**What is required**
Using the records below, report how many lines hold "installation", with no extra text.

═══ Provided entries

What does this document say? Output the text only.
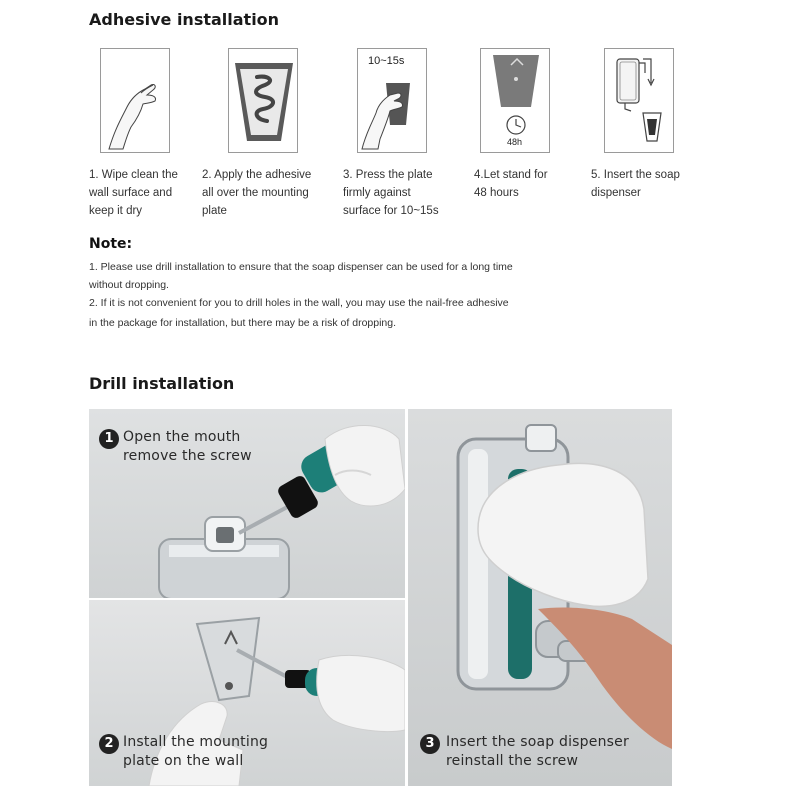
Adhesive installation
1. Wipe clean the
wall surface and
keep it dry
2. Apply the adhesive
all over the mounting
plate
10~15s
3. Press the plate
firmly against
surface for 10~15s
48h
4.Let stand for
48 hours
5. Insert the soap
dispenser
Note:
1. Please use drill installation to ensure that the soap dispenser can be used for a long time
without dropping.
2. If it is not convenient for you to drill holes in the wall, you may use the nail-free adhesive
in the package for installation, but there may be a risk of dropping.
Drill installation
1 Open the mouth
remove the screw
2 Install the mounting
plate on the wall
3 Insert the soap dispenser
reinstall the screw
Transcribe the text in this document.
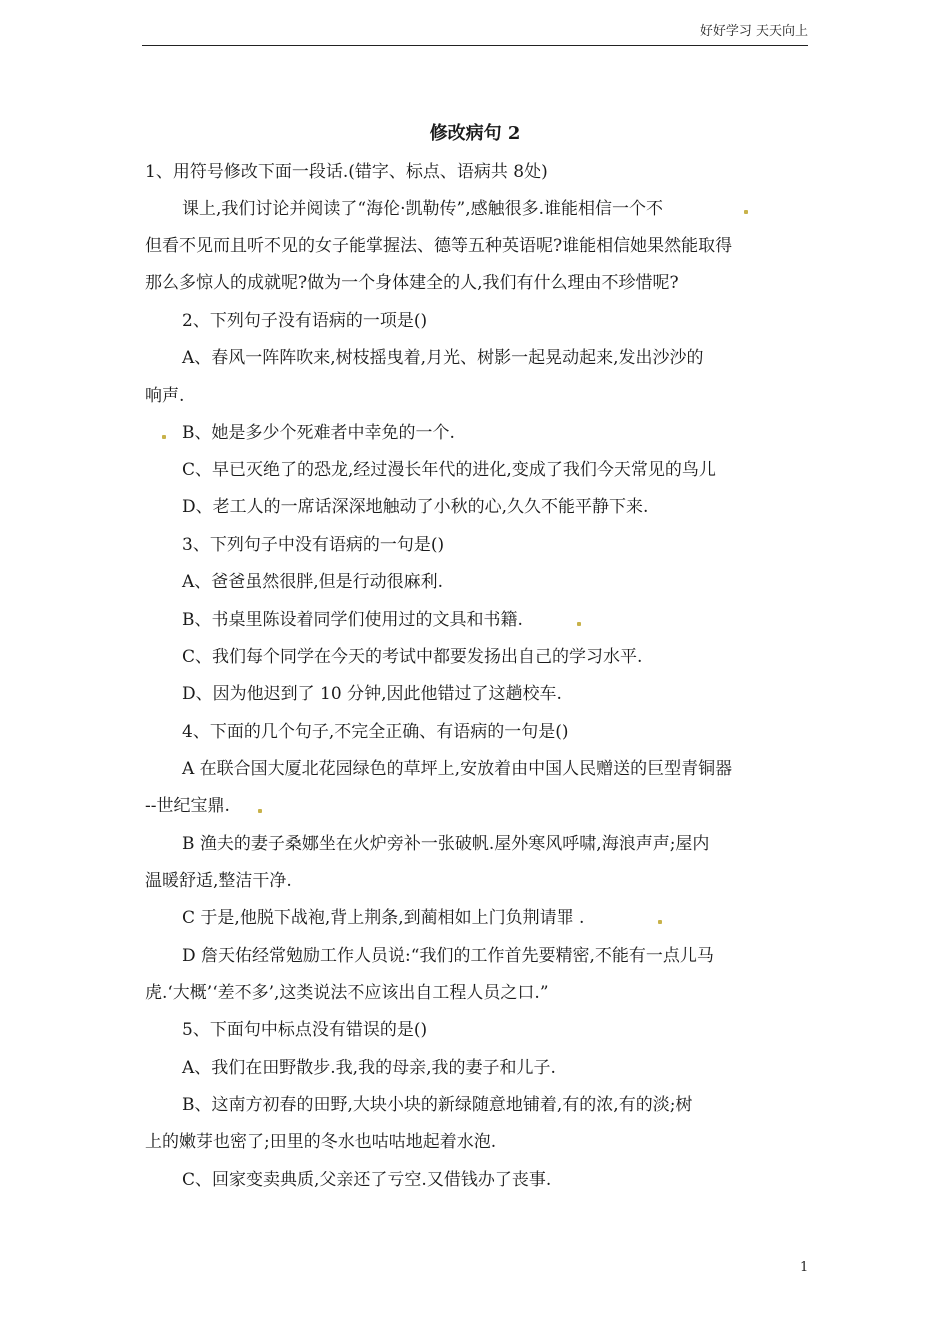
好好学习 天天向上
修改病句 2
1、用符号修改下面一段话.(错字、标点、语病共 8处)
课上,我们讨论并阅读了“海伦·凯勒传”,感触很多.谁能相信一个不
但看不见而且听不见的女子能掌握法、德等五种英语呢?谁能相信她果然能取得
那么多惊人的成就呢?做为一个身体建全的人,我们有什么理由不珍惜呢?
2、下列句子没有语病的一项是()
A、春风一阵阵吹来,树枝摇曳着,月光、树影一起晃动起来,发出沙沙的
响声.
B、她是多少个死难者中幸免的一个.
C、早已灭绝了的恐龙,经过漫长年代的进化,变成了我们今天常见的鸟儿
D、老工人的一席话深深地触动了小秋的心,久久不能平静下来.
3、下列句子中没有语病的一句是()
A、爸爸虽然很胖,但是行动很麻利.
B、书桌里陈设着同学们使用过的文具和书籍.
C、我们每个同学在今天的考试中都要发扬出自己的学习水平.
D、因为他迟到了 10 分钟,因此他错过了这趟校车.
4、下面的几个句子,不完全正确、有语病的一句是()
A 在联合国大厦北花园绿色的草坪上,安放着由中国人民赠送的巨型青铜器
--世纪宝鼎.
B 渔夫的妻子桑娜坐在火炉旁补一张破帆.屋外寒风呼啸,海浪声声;屋内
温暖舒适,整洁干净.
C 于是,他脱下战袍,背上荆条,到蔺相如上门负荆请罪 .
D 詹天佑经常勉励工作人员说:“我们的工作首先要精密,不能有一点儿马
虎.‘大概’‘差不多’,这类说法不应该出自工程人员之口.”
5、下面句中标点没有错误的是()
A、我们在田野散步.我,我的母亲,我的妻子和儿子.
B、这南方初春的田野,大块小块的新绿随意地铺着,有的浓,有的淡;树
上的嫩芽也密了;田里的冬水也咕咕地起着水泡.
C、回家变卖典质,父亲还了亏空.又借钱办了丧事.
1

══════

**Reply**
4